[ENTRIES start]

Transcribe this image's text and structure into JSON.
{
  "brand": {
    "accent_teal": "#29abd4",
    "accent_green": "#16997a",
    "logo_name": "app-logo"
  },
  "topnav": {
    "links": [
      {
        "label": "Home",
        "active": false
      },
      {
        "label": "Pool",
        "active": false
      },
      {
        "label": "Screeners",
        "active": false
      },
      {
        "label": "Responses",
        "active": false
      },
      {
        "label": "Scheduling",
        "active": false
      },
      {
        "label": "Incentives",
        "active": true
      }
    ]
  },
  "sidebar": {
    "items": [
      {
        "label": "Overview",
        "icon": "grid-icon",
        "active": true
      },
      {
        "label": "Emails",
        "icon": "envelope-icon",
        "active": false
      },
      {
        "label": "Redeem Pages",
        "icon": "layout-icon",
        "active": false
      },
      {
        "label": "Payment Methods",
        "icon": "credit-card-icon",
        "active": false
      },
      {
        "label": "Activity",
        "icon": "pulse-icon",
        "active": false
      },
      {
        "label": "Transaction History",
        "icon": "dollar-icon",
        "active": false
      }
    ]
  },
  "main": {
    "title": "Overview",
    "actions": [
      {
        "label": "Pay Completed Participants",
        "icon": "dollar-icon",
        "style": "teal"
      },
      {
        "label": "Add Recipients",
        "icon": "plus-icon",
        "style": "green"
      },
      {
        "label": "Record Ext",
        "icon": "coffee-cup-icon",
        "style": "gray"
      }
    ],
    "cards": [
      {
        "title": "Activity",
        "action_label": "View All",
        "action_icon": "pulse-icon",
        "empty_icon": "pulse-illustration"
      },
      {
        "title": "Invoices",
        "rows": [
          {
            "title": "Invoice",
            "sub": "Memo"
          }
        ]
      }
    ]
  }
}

[ENTRIES end]

§ EXERCISE TASK
Restate the whole of the material exactly.

§ SOLUTION BELOW
Transcribe this image's text and structure into JSON.
{
  "brand": {
    "accent_teal": "#29abd4",
    "accent_green": "#16997a",
    "logo_name": "app-logo"
  },
  "topnav": {
    "links": [
      {
        "label": "Home",
        "active": false
      },
      {
        "label": "Pool",
        "active": false
      },
      {
        "label": "Screeners",
        "active": false
      },
      {
        "label": "Responses",
        "active": false
      },
      {
        "label": "Scheduling",
        "active": false
      },
      {
        "label": "Incentives",
        "active": true
      }
    ]
  },
  "sidebar": {
    "items": [
      {
        "label": "Overview",
        "icon": "grid-icon",
        "active": true
      },
      {
        "label": "Emails",
        "icon": "envelope-icon",
        "active": false
      },
      {
        "label": "Redeem Pages",
        "icon": "layout-icon",
        "active": false
      },
      {
        "label": "Payment Methods",
        "icon": "credit-card-icon",
        "active": false
      },
      {
        "label": "Activity",
        "icon": "pulse-icon",
        "active": false
      },
      {
        "label": "Transaction History",
        "icon": "dollar-icon",
        "active": false
      }
    ]
  },
  "main": {
    "title": "Overview",
    "actions": [
      {
        "label": "Pay Completed Participants",
        "icon": "dollar-icon",
        "style": "teal"
      },
      {
        "label": "Add Recipients",
        "icon": "plus-icon",
        "style": "green"
      },
      {
        "label": "Record Ext",
        "icon": "coffee-cup-icon",
        "style": "gray"
      }
    ],
    "cards": [
      {
        "title": "Activity",
        "action_label": "View All",
        "action_icon": "pulse-icon",
        "empty_icon": "pulse-illustration"
      },
      {
        "title": "Invoices",
        "rows": [
          {
            "title": "Invoice",
            "sub": "Memo"
          }
        ]
      }
    ]
  }
}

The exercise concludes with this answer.